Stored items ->
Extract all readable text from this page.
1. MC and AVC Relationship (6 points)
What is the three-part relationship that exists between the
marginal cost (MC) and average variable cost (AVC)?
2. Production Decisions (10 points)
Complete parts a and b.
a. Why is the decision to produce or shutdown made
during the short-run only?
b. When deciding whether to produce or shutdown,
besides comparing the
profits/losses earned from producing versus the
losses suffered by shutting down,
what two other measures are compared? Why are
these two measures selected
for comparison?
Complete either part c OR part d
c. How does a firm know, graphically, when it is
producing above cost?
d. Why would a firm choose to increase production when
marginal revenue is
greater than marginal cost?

PROBLEM ->
Word for word, restate all of the data shown above.

TASK RESPONSE ->
Extract all readable text from this page.
1. MC and AVC Relationship (6 points)
What is the three-part relationship that exists between the
marginal cost (MC) and average variable cost (AVC)?
2. Production Decisions (10 points)
Complete parts a and b.
a. Why is the decision to produce or shutdown made
during the short-run only?
b. When deciding whether to produce or shutdown,
besides comparing the
profits/losses earned from producing versus the
losses suffered by shutting down,
what two other measures are compared? Why are
these two measures selected
for comparison?
Complete either part c OR part d
c. How does a firm know, graphically, when it is
producing above cost?
d. Why would a firm choose to increase production when
marginal revenue is
greater than marginal cost?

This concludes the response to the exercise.